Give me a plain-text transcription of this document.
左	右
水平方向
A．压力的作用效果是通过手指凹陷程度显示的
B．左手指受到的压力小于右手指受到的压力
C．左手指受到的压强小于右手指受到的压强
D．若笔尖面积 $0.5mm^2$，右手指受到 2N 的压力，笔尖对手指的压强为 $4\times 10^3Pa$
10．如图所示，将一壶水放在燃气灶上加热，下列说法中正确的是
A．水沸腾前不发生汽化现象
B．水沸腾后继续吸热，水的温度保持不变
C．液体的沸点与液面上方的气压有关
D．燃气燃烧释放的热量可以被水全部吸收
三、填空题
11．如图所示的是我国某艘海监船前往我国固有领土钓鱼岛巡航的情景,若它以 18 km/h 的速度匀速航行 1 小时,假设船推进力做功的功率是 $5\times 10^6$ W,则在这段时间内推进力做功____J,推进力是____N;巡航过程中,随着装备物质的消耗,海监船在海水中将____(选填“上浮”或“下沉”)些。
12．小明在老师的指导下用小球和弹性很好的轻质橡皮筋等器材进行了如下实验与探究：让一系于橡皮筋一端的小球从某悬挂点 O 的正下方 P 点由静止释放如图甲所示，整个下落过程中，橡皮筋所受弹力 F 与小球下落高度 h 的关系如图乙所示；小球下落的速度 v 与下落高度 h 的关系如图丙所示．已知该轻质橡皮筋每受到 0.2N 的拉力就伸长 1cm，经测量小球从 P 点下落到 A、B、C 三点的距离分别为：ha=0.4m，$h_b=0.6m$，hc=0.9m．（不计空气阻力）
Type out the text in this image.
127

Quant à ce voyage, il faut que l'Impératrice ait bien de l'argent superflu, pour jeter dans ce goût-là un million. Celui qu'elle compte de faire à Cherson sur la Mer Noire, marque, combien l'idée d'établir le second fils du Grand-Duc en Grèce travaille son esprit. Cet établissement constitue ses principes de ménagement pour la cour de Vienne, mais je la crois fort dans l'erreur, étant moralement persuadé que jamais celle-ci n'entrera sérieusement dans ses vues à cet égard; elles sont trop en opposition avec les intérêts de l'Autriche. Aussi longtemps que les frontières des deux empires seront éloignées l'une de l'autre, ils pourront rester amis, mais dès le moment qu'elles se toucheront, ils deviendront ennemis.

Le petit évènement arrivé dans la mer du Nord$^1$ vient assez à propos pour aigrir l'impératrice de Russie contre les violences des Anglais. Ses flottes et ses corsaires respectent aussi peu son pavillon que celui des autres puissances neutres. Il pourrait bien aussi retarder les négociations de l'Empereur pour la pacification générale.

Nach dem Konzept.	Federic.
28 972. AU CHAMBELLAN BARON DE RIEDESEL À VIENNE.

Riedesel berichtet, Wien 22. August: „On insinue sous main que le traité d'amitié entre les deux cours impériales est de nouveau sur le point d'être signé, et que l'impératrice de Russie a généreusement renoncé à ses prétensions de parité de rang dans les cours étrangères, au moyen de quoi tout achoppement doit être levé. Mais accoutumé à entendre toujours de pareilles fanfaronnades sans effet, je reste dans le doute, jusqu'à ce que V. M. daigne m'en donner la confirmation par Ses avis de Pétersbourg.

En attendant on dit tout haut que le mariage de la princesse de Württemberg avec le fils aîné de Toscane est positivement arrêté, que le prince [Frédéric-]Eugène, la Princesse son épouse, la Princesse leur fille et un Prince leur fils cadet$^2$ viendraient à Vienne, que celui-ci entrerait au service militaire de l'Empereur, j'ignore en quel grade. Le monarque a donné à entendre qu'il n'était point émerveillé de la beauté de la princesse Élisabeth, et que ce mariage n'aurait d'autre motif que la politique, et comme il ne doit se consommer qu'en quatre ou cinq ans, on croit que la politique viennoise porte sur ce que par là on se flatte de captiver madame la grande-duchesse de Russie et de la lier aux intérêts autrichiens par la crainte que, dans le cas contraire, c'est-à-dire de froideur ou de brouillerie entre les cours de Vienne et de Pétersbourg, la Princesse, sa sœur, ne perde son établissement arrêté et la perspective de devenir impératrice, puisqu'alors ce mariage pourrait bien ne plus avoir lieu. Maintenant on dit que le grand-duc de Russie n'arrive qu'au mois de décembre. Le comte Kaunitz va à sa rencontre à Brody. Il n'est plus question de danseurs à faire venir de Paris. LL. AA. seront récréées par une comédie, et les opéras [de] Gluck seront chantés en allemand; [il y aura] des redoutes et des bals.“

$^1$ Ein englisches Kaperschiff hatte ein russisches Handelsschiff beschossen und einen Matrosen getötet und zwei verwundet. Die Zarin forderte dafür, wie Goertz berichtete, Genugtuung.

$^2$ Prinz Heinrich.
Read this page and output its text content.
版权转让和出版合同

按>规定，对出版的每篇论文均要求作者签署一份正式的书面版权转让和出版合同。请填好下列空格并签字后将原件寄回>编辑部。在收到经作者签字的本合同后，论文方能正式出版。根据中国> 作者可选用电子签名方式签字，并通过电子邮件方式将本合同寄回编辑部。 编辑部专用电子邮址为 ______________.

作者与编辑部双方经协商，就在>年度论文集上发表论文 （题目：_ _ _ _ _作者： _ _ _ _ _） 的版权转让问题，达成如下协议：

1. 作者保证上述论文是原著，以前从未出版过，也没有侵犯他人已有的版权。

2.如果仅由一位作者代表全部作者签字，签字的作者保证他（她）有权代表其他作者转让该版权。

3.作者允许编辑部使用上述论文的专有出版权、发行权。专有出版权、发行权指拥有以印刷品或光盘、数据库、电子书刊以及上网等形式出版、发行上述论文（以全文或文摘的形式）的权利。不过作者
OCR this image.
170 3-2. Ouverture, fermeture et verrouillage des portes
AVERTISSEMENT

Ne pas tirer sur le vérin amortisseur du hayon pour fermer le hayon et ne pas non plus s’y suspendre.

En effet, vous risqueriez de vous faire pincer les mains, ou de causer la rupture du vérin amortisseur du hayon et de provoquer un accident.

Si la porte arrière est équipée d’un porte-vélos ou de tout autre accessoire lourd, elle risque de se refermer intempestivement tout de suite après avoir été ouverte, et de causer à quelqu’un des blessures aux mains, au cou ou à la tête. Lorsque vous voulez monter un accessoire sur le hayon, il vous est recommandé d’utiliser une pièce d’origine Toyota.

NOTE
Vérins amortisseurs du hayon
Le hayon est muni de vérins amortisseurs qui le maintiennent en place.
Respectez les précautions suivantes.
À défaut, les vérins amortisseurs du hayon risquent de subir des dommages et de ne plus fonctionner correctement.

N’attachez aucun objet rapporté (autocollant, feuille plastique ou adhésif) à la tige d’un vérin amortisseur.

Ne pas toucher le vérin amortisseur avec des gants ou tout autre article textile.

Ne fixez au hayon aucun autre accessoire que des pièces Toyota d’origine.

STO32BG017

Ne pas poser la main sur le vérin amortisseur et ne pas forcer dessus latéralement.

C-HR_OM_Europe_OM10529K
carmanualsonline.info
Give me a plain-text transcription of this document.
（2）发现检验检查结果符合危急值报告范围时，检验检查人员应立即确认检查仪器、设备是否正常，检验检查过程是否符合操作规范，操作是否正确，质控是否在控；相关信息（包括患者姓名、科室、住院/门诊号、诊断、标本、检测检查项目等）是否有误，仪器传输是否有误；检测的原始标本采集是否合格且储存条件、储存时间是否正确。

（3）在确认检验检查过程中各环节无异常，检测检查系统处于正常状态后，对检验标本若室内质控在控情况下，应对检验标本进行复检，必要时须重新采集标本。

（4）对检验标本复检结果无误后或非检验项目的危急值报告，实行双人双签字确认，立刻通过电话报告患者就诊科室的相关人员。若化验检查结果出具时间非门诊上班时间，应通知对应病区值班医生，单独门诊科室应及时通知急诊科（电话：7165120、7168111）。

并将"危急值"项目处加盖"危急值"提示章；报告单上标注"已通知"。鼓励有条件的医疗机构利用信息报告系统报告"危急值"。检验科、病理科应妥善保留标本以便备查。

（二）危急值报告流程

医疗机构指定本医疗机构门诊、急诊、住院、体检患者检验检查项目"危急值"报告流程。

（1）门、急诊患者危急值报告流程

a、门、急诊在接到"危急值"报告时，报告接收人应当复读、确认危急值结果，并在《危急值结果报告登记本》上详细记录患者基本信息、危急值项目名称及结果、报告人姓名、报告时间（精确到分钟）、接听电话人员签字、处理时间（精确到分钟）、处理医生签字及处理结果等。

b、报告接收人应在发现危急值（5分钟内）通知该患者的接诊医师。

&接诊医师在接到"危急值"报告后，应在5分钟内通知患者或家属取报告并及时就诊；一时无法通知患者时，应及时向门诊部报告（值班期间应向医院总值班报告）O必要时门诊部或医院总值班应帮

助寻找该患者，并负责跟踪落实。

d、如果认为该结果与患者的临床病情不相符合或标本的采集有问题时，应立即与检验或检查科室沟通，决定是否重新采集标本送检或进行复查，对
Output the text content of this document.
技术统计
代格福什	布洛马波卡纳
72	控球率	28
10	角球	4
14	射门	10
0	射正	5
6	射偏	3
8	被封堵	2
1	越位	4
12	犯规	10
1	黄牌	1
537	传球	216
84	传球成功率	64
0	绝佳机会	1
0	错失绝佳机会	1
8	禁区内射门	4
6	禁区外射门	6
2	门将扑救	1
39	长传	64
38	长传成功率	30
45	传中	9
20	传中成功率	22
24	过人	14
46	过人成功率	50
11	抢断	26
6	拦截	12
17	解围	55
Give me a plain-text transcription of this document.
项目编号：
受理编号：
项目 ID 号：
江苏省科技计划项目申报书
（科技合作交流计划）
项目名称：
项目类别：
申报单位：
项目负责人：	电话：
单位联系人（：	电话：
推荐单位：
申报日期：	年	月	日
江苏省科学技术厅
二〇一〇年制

Goal:
Repeat exactly the lines from the one containing "Output the text content of this document." through the last line of the records above, both included, and nothing else.

Full solution:
Output the text content of this document.
技术统计
代格福什	布洛马波卡纳
72	控球率	28
10	角球	4
14	射门	10
0	射正	5
6	射偏	3
8	被封堵	2
1	越位	4
12	犯规	10
1	黄牌	1
537	传球	216
84	传球成功率	64
0	绝佳机会	1
0	错失绝佳机会	1
8	禁区内射门	4
6	禁区外射门	6
2	门将扑救	1
39	长传	64
38	长传成功率	30
45	传中	9
20	传中成功率	22
24	过人	14
46	过人成功率	50
11	抢断	26
6	拦截	12
17	解围	55
Give me a plain-text transcription of this document.
项目编号：
受理编号：
项目 ID 号：
江苏省科技计划项目申报书
（科技合作交流计划）
项目名称：
项目类别：
申报单位：
项目负责人：	电话：
单位联系人（：	电话：
推荐单位：
申报日期：	年	月	日
江苏省科学技术厅
二〇一〇年制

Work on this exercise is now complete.